(Dataset items)

────────────────

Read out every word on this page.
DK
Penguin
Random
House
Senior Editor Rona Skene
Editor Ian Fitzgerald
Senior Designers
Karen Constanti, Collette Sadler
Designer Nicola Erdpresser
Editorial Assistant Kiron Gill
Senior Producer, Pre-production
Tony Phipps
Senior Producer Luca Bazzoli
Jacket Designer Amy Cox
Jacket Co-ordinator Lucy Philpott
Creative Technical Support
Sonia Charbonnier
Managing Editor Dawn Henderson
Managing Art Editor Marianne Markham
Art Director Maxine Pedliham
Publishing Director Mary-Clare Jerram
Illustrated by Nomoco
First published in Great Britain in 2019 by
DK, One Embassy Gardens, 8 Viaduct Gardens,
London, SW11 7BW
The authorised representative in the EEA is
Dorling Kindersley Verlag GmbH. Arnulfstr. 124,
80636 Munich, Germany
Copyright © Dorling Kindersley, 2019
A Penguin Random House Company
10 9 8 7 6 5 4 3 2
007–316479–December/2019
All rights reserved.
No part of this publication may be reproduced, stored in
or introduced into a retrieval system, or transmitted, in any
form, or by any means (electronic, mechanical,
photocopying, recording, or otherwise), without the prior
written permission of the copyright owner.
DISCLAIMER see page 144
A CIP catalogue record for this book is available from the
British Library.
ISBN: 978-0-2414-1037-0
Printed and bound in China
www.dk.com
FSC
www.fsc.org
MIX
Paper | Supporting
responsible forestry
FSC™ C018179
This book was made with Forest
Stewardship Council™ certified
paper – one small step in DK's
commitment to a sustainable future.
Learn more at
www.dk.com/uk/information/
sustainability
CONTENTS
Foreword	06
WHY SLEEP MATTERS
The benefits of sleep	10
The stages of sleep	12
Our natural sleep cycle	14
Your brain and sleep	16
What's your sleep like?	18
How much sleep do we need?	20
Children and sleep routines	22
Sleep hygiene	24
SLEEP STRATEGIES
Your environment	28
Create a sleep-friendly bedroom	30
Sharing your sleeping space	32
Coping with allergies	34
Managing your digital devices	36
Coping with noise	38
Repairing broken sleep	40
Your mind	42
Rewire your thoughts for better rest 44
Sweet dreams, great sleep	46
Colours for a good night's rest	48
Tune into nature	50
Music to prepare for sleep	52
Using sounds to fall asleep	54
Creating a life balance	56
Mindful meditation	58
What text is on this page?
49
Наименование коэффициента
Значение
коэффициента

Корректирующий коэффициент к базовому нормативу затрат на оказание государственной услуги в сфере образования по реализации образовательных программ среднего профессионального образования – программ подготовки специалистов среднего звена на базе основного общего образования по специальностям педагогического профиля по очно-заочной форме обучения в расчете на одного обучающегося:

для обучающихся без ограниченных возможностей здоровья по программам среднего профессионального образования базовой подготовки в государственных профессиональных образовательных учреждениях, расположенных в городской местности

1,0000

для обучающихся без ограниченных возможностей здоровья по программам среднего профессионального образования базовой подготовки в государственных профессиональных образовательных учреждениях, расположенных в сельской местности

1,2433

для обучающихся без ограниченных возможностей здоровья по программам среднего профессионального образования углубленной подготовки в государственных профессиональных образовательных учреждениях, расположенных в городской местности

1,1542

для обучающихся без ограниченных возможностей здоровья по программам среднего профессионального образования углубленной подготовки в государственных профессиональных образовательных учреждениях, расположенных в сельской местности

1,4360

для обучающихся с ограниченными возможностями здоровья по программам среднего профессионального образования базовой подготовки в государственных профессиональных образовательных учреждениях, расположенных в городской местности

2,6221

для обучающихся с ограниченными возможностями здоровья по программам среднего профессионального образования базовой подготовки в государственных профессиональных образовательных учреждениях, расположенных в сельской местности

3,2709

────────────────

With the line containing "What text is on this page?" as the first and the last line of the records as the final one, print exactly the lines in that span.

What text is on this page?
49
Наименование коэффициента
Значение
коэффициента

Корректирующий коэффициент к базовому нормативу затрат на оказание государственной услуги в сфере образования по реализации образовательных программ среднего профессионального образования – программ подготовки специалистов среднего звена на базе основного общего образования по специальностям педагогического профиля по очно-заочной форме обучения в расчете на одного обучающегося:

для обучающихся без ограниченных возможностей здоровья по программам среднего профессионального образования базовой подготовки в государственных профессиональных образовательных учреждениях, расположенных в городской местности

1,0000

для обучающихся без ограниченных возможностей здоровья по программам среднего профессионального образования базовой подготовки в государственных профессиональных образовательных учреждениях, расположенных в сельской местности

1,2433

для обучающихся без ограниченных возможностей здоровья по программам среднего профессионального образования углубленной подготовки в государственных профессиональных образовательных учреждениях, расположенных в городской местности

1,1542

для обучающихся без ограниченных возможностей здоровья по программам среднего профессионального образования углубленной подготовки в государственных профессиональных образовательных учреждениях, расположенных в сельской местности

1,4360

для обучающихся с ограниченными возможностями здоровья по программам среднего профессионального образования базовой подготовки в государственных профессиональных образовательных учреждениях, расположенных в городской местности

2,6221

для обучающихся с ограниченными возможностями здоровья по программам среднего профессионального образования базовой подготовки в государственных профессиональных образовательных учреждениях, расположенных в сельской местности

3,2709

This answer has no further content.